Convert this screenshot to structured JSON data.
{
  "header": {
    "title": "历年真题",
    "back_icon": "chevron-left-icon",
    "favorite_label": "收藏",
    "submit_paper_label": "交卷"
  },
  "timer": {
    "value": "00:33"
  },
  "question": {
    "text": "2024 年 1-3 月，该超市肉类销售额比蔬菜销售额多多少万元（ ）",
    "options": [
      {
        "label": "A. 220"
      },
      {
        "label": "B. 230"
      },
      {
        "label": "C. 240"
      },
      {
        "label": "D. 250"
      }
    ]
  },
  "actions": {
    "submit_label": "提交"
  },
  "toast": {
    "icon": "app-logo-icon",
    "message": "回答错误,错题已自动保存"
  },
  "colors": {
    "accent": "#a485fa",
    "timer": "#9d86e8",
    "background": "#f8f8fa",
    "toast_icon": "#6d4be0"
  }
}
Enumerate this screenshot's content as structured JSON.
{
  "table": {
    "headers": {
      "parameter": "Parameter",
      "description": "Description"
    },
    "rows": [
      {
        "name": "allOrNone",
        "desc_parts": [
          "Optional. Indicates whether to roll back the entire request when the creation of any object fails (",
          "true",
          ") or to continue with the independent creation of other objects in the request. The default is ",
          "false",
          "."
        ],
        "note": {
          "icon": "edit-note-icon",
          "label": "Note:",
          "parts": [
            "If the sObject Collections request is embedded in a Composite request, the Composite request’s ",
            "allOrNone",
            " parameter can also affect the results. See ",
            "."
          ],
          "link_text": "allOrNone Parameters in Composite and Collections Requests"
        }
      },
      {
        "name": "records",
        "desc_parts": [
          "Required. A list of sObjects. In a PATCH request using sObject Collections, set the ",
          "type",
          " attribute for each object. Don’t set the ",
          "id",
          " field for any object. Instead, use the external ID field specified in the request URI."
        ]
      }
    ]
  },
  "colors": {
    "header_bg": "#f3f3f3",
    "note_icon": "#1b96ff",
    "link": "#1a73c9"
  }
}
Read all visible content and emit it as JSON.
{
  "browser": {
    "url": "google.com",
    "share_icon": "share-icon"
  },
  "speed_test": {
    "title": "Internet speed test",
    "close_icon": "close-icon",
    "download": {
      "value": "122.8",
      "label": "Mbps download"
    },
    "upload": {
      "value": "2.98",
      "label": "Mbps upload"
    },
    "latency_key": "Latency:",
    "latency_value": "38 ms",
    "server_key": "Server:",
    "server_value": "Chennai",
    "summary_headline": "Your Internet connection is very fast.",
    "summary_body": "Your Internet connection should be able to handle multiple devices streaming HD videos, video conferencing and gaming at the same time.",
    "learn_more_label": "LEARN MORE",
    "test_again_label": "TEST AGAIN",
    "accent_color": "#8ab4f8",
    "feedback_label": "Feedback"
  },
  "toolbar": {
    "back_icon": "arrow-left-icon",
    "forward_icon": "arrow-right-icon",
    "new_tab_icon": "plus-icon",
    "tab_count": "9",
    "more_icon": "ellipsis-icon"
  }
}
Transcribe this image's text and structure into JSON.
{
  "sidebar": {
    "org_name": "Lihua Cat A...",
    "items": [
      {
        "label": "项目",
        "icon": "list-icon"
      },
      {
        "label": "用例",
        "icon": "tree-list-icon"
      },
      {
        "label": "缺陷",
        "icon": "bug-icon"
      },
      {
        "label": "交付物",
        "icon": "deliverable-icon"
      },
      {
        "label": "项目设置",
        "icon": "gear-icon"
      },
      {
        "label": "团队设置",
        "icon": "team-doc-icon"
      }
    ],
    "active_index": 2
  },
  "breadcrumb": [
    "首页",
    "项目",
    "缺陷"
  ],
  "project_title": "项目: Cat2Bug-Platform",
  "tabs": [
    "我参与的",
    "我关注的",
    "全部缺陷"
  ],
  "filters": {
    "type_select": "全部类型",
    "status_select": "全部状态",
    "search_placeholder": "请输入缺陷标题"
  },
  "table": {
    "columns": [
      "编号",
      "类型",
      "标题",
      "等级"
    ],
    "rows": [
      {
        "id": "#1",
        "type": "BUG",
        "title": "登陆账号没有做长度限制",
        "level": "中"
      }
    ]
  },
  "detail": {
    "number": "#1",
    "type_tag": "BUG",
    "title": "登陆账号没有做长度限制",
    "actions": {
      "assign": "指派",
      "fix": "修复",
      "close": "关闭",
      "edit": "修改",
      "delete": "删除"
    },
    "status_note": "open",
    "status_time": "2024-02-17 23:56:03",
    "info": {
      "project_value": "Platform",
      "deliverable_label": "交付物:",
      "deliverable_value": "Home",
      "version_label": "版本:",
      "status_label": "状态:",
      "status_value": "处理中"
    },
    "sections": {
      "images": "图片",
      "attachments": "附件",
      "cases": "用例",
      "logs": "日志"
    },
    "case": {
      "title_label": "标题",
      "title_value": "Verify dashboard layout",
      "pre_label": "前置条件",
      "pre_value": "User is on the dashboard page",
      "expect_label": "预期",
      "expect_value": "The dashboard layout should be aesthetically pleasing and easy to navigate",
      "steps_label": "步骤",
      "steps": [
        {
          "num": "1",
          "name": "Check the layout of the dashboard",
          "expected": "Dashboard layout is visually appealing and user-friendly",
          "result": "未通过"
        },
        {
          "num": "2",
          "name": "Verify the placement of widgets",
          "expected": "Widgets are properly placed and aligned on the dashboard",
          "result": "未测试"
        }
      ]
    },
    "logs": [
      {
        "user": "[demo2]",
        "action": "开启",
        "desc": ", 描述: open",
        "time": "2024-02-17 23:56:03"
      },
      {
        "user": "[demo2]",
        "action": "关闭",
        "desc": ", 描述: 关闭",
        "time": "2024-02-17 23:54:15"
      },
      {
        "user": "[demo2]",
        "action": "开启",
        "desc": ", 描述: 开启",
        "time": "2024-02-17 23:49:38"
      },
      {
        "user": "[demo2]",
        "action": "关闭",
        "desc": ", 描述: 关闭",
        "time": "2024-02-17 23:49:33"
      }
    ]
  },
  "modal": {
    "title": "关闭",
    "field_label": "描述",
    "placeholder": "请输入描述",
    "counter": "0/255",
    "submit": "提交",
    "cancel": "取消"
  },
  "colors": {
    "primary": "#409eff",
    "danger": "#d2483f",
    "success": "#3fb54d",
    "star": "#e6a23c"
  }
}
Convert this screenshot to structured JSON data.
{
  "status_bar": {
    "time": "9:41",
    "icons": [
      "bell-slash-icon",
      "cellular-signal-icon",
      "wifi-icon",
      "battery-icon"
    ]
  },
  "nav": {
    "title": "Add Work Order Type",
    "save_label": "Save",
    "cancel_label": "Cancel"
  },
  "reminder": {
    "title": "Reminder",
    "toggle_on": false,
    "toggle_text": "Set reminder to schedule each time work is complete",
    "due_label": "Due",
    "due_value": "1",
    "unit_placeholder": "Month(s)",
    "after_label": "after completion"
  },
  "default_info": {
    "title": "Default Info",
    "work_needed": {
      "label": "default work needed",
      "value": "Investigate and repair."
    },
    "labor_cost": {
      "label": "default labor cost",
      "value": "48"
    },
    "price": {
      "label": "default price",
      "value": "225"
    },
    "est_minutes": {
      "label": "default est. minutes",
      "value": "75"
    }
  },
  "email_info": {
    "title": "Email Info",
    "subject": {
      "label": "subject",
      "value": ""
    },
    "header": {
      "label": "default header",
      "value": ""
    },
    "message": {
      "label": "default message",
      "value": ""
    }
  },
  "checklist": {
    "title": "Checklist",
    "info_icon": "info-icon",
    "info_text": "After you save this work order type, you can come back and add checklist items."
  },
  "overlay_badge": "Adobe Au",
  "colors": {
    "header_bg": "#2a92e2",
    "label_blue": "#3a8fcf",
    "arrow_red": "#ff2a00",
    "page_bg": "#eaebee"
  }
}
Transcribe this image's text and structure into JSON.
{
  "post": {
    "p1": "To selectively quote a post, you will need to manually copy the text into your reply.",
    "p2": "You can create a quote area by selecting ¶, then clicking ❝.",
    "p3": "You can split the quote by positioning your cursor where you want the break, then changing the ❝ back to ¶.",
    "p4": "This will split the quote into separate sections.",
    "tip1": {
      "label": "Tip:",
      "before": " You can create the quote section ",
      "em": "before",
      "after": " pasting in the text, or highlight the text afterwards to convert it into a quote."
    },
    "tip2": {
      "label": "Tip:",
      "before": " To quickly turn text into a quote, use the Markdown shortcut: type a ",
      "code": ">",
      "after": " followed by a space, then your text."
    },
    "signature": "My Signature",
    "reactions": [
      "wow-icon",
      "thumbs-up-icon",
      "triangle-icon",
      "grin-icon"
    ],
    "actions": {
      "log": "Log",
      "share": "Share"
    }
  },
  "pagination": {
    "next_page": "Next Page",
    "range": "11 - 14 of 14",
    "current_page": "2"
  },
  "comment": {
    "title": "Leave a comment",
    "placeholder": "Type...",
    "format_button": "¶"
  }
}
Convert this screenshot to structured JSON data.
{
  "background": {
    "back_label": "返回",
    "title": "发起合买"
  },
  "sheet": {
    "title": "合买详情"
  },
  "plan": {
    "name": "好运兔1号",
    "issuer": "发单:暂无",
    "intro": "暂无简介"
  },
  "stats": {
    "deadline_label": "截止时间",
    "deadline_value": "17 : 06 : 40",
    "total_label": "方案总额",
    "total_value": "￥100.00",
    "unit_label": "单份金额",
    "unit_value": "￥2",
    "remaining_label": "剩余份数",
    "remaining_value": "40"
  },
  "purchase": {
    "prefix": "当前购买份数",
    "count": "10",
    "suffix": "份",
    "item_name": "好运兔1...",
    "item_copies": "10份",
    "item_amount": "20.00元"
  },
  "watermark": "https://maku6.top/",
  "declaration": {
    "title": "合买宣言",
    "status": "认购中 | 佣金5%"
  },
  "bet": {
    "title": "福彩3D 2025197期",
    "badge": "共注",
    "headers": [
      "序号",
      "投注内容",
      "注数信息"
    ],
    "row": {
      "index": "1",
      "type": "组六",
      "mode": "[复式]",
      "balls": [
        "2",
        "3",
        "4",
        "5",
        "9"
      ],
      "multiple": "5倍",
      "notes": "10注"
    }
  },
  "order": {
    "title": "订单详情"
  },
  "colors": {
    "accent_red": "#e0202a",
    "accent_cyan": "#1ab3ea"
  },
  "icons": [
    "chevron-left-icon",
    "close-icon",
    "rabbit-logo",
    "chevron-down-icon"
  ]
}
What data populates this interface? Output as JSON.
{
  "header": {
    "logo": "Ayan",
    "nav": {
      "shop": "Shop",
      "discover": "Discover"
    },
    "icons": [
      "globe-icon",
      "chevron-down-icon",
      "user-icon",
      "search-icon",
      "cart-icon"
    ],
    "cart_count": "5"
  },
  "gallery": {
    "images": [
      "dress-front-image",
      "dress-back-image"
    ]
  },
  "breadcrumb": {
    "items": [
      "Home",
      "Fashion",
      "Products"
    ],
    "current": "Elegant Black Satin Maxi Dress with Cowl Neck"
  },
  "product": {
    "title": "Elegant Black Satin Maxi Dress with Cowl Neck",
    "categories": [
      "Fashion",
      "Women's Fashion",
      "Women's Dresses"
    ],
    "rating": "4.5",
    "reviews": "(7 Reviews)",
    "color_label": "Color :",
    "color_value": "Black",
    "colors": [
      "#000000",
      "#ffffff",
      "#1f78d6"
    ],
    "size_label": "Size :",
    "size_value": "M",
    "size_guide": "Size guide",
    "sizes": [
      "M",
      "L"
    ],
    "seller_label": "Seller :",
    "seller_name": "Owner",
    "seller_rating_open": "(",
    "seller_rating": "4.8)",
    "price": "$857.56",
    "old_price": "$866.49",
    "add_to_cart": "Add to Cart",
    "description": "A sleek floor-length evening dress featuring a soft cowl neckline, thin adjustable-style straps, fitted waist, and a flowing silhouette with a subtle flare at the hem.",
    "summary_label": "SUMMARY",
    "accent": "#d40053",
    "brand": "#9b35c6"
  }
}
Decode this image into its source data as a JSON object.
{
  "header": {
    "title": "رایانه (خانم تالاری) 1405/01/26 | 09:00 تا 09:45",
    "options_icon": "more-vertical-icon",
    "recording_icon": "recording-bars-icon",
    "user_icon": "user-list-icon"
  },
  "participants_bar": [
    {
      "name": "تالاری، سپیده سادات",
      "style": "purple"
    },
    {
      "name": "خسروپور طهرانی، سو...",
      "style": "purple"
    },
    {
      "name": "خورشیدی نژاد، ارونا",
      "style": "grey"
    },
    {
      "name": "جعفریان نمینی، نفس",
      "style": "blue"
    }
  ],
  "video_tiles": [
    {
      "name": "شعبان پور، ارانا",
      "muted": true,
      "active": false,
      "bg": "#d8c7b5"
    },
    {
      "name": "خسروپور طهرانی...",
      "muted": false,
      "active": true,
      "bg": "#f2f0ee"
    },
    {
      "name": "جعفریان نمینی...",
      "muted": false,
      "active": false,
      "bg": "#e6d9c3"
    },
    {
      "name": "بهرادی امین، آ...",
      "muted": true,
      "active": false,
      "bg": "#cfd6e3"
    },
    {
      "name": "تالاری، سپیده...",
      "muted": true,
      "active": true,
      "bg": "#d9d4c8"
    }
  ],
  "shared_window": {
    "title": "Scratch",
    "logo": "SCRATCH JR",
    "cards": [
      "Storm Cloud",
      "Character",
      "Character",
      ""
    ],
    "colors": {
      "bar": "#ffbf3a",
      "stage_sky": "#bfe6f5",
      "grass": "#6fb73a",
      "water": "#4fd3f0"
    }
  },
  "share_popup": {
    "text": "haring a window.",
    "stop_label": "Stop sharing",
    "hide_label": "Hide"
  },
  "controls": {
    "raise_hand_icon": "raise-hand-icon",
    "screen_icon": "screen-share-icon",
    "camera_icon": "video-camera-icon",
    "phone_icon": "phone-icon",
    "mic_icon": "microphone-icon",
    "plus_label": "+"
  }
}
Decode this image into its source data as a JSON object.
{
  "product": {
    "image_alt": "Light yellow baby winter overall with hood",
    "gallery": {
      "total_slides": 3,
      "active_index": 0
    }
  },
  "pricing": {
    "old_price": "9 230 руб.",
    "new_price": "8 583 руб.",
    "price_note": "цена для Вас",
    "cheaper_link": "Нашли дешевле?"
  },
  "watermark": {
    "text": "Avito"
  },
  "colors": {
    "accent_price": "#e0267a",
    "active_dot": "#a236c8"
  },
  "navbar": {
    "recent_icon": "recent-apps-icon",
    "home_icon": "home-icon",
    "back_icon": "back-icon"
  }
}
========================
:: What is needed ::
In the entries above, how many lines contain the word "allOrNone"? Answer with the number only.

:: Full output ::
3